Determine which lines contain the word "this", then copy those lines.

• [DATASET ROWS]:
<<<<

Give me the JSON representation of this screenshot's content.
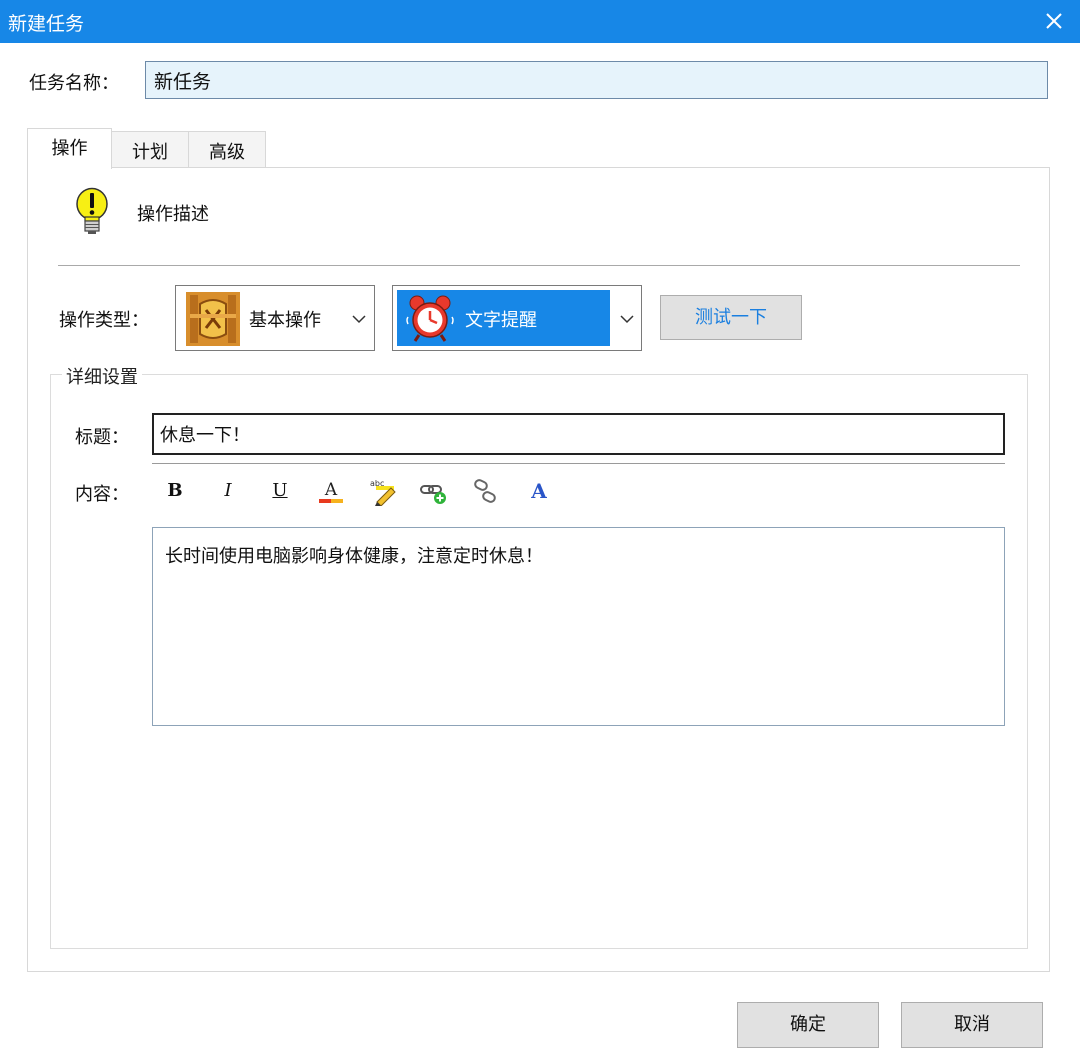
{
  "window": {
    "title": "新建任务"
  },
  "task_name": {
    "label": "任务名称：",
    "value": "新任务"
  },
  "tabs": [
    {
      "label": "操作",
      "active": true
    },
    {
      "label": "计划",
      "active": false
    },
    {
      "label": "高级",
      "active": false
    }
  ],
  "description": {
    "text": "操作描述",
    "icon": "lightbulb-icon"
  },
  "action_type": {
    "label": "操作类型：",
    "category": {
      "value": "基本操作",
      "icon": "basic-operation-icon"
    },
    "action": {
      "value": "文字提醒",
      "icon": "alarm-clock-icon",
      "selected_color": "#1787e7"
    },
    "test_button": "测试一下"
  },
  "details": {
    "group_label": "详细设置",
    "title_label": "标题：",
    "title_value": "休息一下！",
    "content_label": "内容：",
    "toolbar": [
      "bold",
      "italic",
      "underline",
      "font-color",
      "highlight",
      "insert-link",
      "remove-link",
      "font"
    ],
    "content_value": "长时间使用电脑影响身体健康，注意定时休息！"
  },
  "buttons": {
    "ok": "确定",
    "cancel": "取消"
  },
  "colors": {
    "titlebar": "#1787e7",
    "name_field_bg": "#e6f3fb",
    "test_button_text": "#1a7fe0"
  }
}
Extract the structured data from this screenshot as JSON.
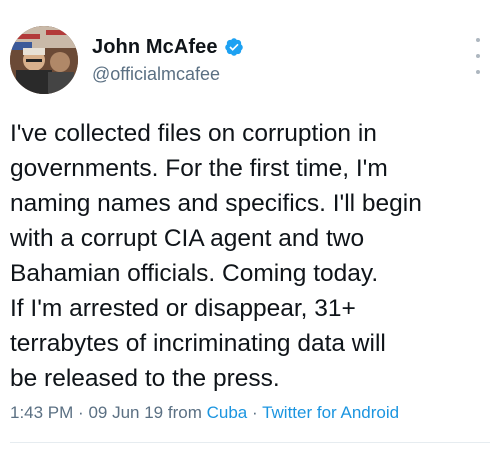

>>>>

• [EXERCISE RESULT]:
Give me the JSON representation of this screenshot's content.
Extract the structured data from this screenshot as JSON.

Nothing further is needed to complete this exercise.